[Listed entries start]

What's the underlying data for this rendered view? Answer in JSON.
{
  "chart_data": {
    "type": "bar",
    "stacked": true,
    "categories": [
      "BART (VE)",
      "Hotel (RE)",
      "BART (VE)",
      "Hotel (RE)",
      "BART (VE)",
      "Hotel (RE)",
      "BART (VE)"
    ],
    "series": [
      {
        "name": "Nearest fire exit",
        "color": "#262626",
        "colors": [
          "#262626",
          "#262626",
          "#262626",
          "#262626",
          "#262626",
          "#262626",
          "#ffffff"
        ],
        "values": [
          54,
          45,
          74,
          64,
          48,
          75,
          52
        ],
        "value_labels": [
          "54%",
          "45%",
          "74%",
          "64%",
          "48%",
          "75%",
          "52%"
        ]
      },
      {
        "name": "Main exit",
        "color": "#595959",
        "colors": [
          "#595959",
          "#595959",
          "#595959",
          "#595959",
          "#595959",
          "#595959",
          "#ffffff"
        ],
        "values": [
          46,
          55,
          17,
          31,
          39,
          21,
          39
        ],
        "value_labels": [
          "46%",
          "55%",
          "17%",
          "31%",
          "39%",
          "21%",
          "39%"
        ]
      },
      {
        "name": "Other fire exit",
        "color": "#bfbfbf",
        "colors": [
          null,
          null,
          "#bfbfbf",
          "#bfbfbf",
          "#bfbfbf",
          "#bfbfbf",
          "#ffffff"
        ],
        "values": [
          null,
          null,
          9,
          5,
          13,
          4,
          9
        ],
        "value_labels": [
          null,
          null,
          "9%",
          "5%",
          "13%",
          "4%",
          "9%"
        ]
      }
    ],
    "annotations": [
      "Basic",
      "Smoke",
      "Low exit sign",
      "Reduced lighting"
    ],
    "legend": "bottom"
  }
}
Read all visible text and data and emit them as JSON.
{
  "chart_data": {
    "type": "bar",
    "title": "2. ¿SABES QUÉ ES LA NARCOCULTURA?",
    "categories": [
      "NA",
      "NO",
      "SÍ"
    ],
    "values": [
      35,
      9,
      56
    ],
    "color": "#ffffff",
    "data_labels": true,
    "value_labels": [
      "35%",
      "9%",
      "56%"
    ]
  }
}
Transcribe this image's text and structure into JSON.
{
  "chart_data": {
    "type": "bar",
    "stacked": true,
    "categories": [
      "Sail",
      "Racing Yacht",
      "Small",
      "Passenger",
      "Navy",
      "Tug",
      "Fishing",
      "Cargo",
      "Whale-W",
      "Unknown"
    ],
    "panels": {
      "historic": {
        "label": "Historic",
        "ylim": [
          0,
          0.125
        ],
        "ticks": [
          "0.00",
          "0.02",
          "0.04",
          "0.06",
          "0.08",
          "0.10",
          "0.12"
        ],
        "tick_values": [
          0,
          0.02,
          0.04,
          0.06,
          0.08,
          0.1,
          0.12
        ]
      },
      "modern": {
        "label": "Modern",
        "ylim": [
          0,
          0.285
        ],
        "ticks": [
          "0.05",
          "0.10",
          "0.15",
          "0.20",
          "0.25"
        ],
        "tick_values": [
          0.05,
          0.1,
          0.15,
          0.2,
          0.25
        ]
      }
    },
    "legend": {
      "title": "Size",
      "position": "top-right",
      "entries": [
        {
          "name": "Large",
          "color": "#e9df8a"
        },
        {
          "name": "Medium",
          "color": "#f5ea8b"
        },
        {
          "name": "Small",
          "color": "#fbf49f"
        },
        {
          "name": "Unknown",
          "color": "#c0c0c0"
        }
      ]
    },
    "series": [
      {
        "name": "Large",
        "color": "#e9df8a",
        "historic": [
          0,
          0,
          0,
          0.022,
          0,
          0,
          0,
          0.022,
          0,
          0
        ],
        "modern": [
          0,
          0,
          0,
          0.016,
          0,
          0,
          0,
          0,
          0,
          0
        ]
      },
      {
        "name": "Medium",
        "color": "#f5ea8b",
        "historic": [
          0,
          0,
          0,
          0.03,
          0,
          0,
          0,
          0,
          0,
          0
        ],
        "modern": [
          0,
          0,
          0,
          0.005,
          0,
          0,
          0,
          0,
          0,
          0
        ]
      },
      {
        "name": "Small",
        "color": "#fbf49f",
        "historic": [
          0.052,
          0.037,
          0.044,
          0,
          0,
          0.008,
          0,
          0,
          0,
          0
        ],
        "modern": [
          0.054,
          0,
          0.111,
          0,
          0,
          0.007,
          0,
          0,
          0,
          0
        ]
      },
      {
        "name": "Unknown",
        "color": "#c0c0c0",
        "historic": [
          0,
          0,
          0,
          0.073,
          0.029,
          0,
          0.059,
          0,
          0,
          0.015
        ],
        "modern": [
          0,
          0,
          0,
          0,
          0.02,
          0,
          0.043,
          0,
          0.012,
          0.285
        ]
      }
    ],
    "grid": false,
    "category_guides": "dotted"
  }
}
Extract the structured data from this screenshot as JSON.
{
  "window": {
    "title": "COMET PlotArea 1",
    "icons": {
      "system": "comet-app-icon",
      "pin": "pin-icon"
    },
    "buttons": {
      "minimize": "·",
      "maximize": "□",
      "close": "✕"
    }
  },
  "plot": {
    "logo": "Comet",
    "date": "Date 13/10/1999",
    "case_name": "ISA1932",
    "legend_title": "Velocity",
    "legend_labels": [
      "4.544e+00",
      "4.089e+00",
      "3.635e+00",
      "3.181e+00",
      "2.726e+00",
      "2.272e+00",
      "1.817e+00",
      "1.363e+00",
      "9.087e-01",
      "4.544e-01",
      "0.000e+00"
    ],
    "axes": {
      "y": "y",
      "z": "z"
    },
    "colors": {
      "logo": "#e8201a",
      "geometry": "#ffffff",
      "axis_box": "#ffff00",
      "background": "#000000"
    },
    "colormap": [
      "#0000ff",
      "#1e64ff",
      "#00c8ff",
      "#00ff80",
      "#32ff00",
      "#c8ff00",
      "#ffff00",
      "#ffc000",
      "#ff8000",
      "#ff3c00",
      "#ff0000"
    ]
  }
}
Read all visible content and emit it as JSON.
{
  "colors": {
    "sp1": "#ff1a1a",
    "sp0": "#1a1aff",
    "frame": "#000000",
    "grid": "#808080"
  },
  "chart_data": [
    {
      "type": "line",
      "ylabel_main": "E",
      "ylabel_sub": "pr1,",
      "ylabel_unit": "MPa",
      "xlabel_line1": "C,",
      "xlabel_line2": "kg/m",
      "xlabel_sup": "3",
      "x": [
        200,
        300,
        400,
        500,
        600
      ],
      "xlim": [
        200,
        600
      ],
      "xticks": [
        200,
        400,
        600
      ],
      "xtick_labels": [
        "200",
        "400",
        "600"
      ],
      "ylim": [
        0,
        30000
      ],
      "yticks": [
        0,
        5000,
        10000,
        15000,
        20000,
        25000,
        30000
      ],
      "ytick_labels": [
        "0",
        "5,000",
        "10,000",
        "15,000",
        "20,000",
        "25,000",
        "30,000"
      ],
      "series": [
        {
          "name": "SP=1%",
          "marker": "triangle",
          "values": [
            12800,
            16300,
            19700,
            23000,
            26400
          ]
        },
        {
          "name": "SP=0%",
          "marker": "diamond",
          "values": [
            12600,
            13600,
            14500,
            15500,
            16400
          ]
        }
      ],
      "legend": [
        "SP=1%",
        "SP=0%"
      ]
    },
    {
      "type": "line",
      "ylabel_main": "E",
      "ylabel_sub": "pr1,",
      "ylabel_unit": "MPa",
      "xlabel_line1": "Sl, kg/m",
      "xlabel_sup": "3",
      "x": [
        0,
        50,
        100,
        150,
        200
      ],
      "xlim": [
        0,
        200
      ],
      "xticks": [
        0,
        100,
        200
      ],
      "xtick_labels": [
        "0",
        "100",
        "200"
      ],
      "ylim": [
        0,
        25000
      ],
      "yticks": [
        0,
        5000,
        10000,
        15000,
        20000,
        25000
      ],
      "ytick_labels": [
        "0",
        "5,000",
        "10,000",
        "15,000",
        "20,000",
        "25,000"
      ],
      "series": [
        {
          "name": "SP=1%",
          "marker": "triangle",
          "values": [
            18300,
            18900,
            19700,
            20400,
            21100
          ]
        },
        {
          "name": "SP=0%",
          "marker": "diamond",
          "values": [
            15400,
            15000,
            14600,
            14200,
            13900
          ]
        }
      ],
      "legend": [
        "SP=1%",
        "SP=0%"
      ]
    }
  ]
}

[Listed entries end]

▶ _What you have to do_: Every line that holds the string "text" should be returned.

▶ _Written answer_:
Read all visible text and data and emit them as JSON.
Transcribe this image's text and structure into JSON.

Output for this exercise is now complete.